(Stored items)
+++

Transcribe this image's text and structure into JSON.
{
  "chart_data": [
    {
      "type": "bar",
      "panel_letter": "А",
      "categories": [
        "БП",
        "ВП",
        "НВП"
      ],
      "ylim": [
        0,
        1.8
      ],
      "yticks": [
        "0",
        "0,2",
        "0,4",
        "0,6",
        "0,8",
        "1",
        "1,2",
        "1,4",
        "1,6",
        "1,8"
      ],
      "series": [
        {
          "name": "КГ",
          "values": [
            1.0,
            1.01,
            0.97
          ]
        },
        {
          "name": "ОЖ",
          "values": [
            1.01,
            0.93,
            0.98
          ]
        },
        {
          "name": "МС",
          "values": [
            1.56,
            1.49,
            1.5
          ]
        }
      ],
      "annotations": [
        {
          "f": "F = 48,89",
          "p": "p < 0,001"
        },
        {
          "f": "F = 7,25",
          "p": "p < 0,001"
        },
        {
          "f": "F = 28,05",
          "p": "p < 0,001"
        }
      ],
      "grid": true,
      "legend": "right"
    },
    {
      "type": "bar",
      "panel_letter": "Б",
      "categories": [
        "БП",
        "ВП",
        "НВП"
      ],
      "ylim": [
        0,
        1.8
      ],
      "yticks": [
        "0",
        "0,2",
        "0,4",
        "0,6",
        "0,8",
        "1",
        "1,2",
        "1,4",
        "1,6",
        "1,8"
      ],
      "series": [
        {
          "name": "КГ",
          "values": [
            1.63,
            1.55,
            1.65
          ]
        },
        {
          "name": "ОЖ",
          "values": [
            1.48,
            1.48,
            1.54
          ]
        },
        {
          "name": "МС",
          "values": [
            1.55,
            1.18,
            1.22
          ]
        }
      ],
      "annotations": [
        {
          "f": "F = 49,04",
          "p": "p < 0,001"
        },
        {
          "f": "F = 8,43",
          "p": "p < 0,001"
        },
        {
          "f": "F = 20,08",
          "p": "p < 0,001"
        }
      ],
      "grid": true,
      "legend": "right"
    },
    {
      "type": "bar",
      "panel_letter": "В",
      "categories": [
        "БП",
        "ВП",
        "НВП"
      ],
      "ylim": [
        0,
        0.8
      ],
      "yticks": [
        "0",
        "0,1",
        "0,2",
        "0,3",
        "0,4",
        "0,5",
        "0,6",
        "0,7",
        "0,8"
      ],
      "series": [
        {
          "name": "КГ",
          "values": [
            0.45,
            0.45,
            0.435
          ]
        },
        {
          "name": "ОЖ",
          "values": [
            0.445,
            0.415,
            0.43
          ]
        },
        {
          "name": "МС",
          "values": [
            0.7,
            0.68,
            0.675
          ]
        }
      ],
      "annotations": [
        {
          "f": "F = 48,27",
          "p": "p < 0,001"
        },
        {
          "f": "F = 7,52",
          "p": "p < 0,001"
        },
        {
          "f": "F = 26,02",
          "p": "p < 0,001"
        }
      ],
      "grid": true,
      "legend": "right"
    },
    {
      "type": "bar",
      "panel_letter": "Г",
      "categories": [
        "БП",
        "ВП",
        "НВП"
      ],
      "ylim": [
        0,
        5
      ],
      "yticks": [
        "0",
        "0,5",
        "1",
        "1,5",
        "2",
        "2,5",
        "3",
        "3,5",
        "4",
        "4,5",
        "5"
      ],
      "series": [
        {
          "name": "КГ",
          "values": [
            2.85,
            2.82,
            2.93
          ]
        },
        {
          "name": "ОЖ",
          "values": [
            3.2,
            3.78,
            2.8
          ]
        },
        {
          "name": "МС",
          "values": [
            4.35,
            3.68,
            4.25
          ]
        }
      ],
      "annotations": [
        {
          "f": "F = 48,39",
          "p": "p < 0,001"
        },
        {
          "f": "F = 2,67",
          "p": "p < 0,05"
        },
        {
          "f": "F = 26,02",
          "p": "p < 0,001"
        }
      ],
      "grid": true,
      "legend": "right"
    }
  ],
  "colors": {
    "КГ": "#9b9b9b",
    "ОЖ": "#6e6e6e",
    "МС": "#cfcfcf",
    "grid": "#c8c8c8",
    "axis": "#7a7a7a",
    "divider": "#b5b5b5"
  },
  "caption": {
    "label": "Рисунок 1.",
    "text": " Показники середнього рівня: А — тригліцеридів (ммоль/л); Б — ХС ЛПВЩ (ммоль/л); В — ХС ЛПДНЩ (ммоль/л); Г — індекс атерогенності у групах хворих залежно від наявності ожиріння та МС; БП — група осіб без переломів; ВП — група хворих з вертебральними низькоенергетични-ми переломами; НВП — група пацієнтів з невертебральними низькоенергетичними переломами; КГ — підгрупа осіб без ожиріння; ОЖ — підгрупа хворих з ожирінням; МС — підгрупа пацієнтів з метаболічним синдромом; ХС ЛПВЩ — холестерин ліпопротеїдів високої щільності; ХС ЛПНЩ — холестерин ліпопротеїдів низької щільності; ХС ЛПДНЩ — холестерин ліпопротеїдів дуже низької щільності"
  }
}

+++

* Work instructions *
Return every record, word for word.

* Task solution *
Transcribe this image's text and structure into JSON.
{
  "chart_data": [
    {
      "type": "bar",
      "panel_letter": "А",
      "categories": [
        "БП",
        "ВП",
        "НВП"
      ],
      "ylim": [
        0,
        1.8
      ],
      "yticks": [
        "0",
        "0,2",
        "0,4",
        "0,6",
        "0,8",
        "1",
        "1,2",
        "1,4",
        "1,6",
        "1,8"
      ],
      "series": [
        {
          "name": "КГ",
          "values": [
            1.0,
            1.01,
            0.97
          ]
        },
        {
          "name": "ОЖ",
          "values": [
            1.01,
            0.93,
            0.98
          ]
        },
        {
          "name": "МС",
          "values": [
            1.56,
            1.49,
            1.5
          ]
        }
      ],
      "annotations": [
        {
          "f": "F = 48,89",
          "p": "p < 0,001"
        },
        {
          "f": "F = 7,25",
          "p": "p < 0,001"
        },
        {
          "f": "F = 28,05",
          "p": "p < 0,001"
        }
      ],
      "grid": true,
      "legend": "right"
    },
    {
      "type": "bar",
      "panel_letter": "Б",
      "categories": [
        "БП",
        "ВП",
        "НВП"
      ],
      "ylim": [
        0,
        1.8
      ],
      "yticks": [
        "0",
        "0,2",
        "0,4",
        "0,6",
        "0,8",
        "1",
        "1,2",
        "1,4",
        "1,6",
        "1,8"
      ],
      "series": [
        {
          "name": "КГ",
          "values": [
            1.63,
            1.55,
            1.65
          ]
        },
        {
          "name": "ОЖ",
          "values": [
            1.48,
            1.48,
            1.54
          ]
        },
        {
          "name": "МС",
          "values": [
            1.55,
            1.18,
            1.22
          ]
        }
      ],
      "annotations": [
        {
          "f": "F = 49,04",
          "p": "p < 0,001"
        },
        {
          "f": "F = 8,43",
          "p": "p < 0,001"
        },
        {
          "f": "F = 20,08",
          "p": "p < 0,001"
        }
      ],
      "grid": true,
      "legend": "right"
    },
    {
      "type": "bar",
      "panel_letter": "В",
      "categories": [
        "БП",
        "ВП",
        "НВП"
      ],
      "ylim": [
        0,
        0.8
      ],
      "yticks": [
        "0",
        "0,1",
        "0,2",
        "0,3",
        "0,4",
        "0,5",
        "0,6",
        "0,7",
        "0,8"
      ],
      "series": [
        {
          "name": "КГ",
          "values": [
            0.45,
            0.45,
            0.435
          ]
        },
        {
          "name": "ОЖ",
          "values": [
            0.445,
            0.415,
            0.43
          ]
        },
        {
          "name": "МС",
          "values": [
            0.7,
            0.68,
            0.675
          ]
        }
      ],
      "annotations": [
        {
          "f": "F = 48,27",
          "p": "p < 0,001"
        },
        {
          "f": "F = 7,52",
          "p": "p < 0,001"
        },
        {
          "f": "F = 26,02",
          "p": "p < 0,001"
        }
      ],
      "grid": true,
      "legend": "right"
    },
    {
      "type": "bar",
      "panel_letter": "Г",
      "categories": [
        "БП",
        "ВП",
        "НВП"
      ],
      "ylim": [
        0,
        5
      ],
      "yticks": [
        "0",
        "0,5",
        "1",
        "1,5",
        "2",
        "2,5",
        "3",
        "3,5",
        "4",
        "4,5",
        "5"
      ],
      "series": [
        {
          "name": "КГ",
          "values": [
            2.85,
            2.82,
            2.93
          ]
        },
        {
          "name": "ОЖ",
          "values": [
            3.2,
            3.78,
            2.8
          ]
        },
        {
          "name": "МС",
          "values": [
            4.35,
            3.68,
            4.25
          ]
        }
      ],
      "annotations": [
        {
          "f": "F = 48,39",
          "p": "p < 0,001"
        },
        {
          "f": "F = 2,67",
          "p": "p < 0,05"
        },
        {
          "f": "F = 26,02",
          "p": "p < 0,001"
        }
      ],
      "grid": true,
      "legend": "right"
    }
  ],
  "colors": {
    "КГ": "#9b9b9b",
    "ОЖ": "#6e6e6e",
    "МС": "#cfcfcf",
    "grid": "#c8c8c8",
    "axis": "#7a7a7a",
    "divider": "#b5b5b5"
  },
  "caption": {
    "label": "Рисунок 1.",
    "text": " Показники середнього рівня: А — тригліцеридів (ммоль/л); Б — ХС ЛПВЩ (ммоль/л); В — ХС ЛПДНЩ (ммоль/л); Г — індекс атерогенності у групах хворих залежно від наявності ожиріння та МС; БП — група осіб без переломів; ВП — група хворих з вертебральними низькоенергетични-ми переломами; НВП — група пацієнтів з невертебральними низькоенергетичними переломами; КГ — підгрупа осіб без ожиріння; ОЖ — підгрупа хворих з ожирінням; МС — підгрупа пацієнтів з метаболічним синдромом; ХС ЛПВЩ — холестерин ліпопротеїдів високої щільності; ХС ЛПНЩ — холестерин ліпопротеїдів низької щільності; ХС ЛПДНЩ — холестерин ліпопротеїдів дуже низької щільності"
  }
}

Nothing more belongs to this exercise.